» **ACTION ITEM**
Repeat the listing that follows without a single change.

» **SUPPLIED DATA**
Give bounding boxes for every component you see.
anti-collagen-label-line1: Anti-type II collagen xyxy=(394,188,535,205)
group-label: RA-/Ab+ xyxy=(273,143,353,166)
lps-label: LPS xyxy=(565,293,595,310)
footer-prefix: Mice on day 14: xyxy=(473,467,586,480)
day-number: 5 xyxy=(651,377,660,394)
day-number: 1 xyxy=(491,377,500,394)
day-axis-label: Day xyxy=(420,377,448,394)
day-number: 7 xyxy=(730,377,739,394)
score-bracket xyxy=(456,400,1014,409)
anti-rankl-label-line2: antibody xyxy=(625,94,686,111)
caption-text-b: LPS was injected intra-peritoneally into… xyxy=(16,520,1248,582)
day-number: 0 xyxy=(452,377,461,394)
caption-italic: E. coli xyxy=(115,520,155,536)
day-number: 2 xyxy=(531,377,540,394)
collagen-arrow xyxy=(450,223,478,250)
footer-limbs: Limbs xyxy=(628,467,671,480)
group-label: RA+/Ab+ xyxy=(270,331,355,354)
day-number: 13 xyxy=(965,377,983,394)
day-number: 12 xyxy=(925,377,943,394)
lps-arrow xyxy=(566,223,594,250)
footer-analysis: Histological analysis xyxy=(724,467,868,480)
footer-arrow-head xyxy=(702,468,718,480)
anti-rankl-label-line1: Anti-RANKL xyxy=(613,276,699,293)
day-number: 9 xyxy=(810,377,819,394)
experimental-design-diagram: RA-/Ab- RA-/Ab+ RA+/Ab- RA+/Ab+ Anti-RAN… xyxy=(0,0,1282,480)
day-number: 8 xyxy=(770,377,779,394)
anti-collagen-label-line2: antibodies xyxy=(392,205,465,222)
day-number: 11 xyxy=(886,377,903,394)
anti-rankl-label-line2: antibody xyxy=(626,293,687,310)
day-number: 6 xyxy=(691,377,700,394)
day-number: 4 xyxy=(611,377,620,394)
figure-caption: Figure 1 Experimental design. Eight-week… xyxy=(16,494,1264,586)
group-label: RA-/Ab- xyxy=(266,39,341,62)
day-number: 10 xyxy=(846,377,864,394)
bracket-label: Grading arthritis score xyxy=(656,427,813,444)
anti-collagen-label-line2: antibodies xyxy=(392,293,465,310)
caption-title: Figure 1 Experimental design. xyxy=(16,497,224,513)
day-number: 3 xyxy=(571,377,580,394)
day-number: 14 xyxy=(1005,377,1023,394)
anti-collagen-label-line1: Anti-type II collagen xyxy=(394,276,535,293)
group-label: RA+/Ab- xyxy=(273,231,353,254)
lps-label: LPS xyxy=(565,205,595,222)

» **ANSWER FOR THIS EXERCISE**
Give bounding boxes for every component you see.
anti-collagen-label-line1: Anti-type II collagen xyxy=(394,188,535,205)
group-label: RA-/Ab+ xyxy=(273,143,353,166)
lps-label: LPS xyxy=(565,293,595,310)
footer-prefix: Mice on day 14: xyxy=(473,467,586,480)
day-number: 5 xyxy=(651,377,660,394)
day-number: 1 xyxy=(491,377,500,394)
day-axis-label: Day xyxy=(420,377,448,394)
day-number: 7 xyxy=(730,377,739,394)
score-bracket xyxy=(456,400,1014,409)
anti-rankl-label-line2: antibody xyxy=(625,94,686,111)
caption-text-b: LPS was injected intra-peritoneally into… xyxy=(16,520,1248,582)
day-number: 0 xyxy=(452,377,461,394)
caption-italic: E. coli xyxy=(115,520,155,536)
day-number: 2 xyxy=(531,377,540,394)
collagen-arrow xyxy=(450,223,478,250)
footer-limbs: Limbs xyxy=(628,467,671,480)
group-label: RA+/Ab+ xyxy=(270,331,355,354)
day-number: 13 xyxy=(965,377,983,394)
day-number: 12 xyxy=(925,377,943,394)
lps-arrow xyxy=(566,223,594,250)
footer-analysis: Histological analysis xyxy=(724,467,868,480)
footer-arrow-head xyxy=(702,468,718,480)
anti-rankl-label-line1: Anti-RANKL xyxy=(613,276,699,293)
day-number: 9 xyxy=(810,377,819,394)
experimental-design-diagram: RA-/Ab- RA-/Ab+ RA+/Ab- RA+/Ab+ Anti-RAN… xyxy=(0,0,1282,480)
day-number: 8 xyxy=(770,377,779,394)
anti-collagen-label-line2: antibodies xyxy=(392,205,465,222)
day-number: 11 xyxy=(886,377,903,394)
anti-rankl-label-line2: antibody xyxy=(626,293,687,310)
day-number: 6 xyxy=(691,377,700,394)
day-number: 4 xyxy=(611,377,620,394)
figure-caption: Figure 1 Experimental design. Eight-week… xyxy=(16,494,1264,586)
group-label: RA-/Ab- xyxy=(266,39,341,62)
day-number: 10 xyxy=(846,377,864,394)
bracket-label: Grading arthritis score xyxy=(656,427,813,444)
anti-collagen-label-line2: antibodies xyxy=(392,293,465,310)
caption-title: Figure 1 Experimental design. xyxy=(16,497,224,513)
day-number: 3 xyxy=(571,377,580,394)
day-number: 14 xyxy=(1005,377,1023,394)
anti-collagen-label-line1: Anti-type II collagen xyxy=(394,276,535,293)
group-label: RA+/Ab- xyxy=(273,231,353,254)
lps-label: LPS xyxy=(565,205,595,222)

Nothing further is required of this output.